• _Work to complete_: Search the material below for the word "DOOD" and copy every line in which it occurs.

• _Available records_:
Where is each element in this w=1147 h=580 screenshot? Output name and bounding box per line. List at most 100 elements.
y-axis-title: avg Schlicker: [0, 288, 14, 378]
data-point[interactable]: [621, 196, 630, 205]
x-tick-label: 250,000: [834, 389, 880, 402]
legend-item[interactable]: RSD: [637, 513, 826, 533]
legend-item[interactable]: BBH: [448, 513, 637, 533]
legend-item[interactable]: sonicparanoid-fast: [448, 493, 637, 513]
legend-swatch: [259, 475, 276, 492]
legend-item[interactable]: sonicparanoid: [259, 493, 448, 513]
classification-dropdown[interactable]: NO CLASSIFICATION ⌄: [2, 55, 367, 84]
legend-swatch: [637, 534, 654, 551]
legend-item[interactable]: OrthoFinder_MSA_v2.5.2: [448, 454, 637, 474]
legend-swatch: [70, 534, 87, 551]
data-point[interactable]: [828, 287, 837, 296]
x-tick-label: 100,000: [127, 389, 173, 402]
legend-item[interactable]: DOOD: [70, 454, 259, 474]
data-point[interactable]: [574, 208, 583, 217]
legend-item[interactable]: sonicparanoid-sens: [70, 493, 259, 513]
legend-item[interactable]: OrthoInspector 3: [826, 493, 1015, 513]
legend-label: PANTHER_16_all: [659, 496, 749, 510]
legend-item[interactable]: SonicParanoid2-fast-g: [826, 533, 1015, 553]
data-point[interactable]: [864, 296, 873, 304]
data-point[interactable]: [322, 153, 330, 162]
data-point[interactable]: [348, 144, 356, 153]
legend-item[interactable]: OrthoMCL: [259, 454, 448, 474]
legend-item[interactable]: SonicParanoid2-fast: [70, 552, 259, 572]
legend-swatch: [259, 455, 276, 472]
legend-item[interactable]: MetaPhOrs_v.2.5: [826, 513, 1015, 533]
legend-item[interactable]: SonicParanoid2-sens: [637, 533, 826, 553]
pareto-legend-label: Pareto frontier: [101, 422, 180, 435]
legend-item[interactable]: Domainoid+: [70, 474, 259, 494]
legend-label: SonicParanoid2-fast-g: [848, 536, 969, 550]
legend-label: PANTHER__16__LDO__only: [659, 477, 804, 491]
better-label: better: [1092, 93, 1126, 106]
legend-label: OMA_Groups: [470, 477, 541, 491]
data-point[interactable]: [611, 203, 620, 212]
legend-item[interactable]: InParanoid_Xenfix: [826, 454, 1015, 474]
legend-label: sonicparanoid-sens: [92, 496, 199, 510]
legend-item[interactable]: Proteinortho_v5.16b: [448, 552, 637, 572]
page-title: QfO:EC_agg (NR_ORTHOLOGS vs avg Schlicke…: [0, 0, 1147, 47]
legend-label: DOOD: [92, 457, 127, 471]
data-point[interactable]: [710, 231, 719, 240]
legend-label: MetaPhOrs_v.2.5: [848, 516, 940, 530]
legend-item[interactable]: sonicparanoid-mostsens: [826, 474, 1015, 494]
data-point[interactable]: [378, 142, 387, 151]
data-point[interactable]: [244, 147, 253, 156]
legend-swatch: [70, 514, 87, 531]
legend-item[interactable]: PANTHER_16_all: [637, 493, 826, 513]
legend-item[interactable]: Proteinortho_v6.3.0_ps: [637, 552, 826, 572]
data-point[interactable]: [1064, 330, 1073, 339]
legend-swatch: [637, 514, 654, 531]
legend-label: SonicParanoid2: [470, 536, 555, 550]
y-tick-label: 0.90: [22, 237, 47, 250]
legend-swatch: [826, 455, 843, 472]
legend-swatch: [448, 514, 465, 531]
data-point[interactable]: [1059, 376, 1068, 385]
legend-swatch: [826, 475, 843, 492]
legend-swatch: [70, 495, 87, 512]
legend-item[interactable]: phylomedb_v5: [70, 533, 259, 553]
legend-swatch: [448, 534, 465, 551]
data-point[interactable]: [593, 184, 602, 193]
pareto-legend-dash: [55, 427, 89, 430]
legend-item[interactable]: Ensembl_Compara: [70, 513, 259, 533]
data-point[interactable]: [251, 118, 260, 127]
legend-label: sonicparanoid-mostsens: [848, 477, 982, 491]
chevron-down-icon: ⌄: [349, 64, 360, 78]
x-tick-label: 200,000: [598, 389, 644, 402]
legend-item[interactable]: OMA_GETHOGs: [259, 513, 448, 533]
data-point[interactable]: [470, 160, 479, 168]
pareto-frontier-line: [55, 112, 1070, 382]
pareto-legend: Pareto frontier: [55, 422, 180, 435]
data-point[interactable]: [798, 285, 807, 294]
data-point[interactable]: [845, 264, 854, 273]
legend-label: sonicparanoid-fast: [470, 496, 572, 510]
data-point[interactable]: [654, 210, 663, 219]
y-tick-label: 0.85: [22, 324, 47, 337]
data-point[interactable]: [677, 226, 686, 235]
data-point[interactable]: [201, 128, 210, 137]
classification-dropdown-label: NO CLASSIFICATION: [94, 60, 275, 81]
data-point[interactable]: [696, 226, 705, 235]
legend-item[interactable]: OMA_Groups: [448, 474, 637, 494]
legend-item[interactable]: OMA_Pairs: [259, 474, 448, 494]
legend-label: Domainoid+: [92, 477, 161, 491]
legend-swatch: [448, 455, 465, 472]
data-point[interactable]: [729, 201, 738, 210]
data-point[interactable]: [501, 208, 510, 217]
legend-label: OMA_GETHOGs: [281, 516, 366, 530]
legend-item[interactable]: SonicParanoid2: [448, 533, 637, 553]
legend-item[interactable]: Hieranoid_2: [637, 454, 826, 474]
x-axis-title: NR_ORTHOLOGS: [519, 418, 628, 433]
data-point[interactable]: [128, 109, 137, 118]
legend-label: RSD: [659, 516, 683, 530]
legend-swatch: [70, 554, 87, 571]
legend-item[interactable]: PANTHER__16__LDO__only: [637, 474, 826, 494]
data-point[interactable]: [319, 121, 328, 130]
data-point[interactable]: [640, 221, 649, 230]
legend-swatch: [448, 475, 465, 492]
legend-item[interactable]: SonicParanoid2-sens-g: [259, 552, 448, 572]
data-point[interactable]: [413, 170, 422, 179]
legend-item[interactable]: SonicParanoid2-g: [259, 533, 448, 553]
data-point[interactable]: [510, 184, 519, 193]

• _Answer box_:
legend-item[interactable]: DOOD: [70, 454, 259, 474]
legend-label: DOOD: [92, 457, 127, 471]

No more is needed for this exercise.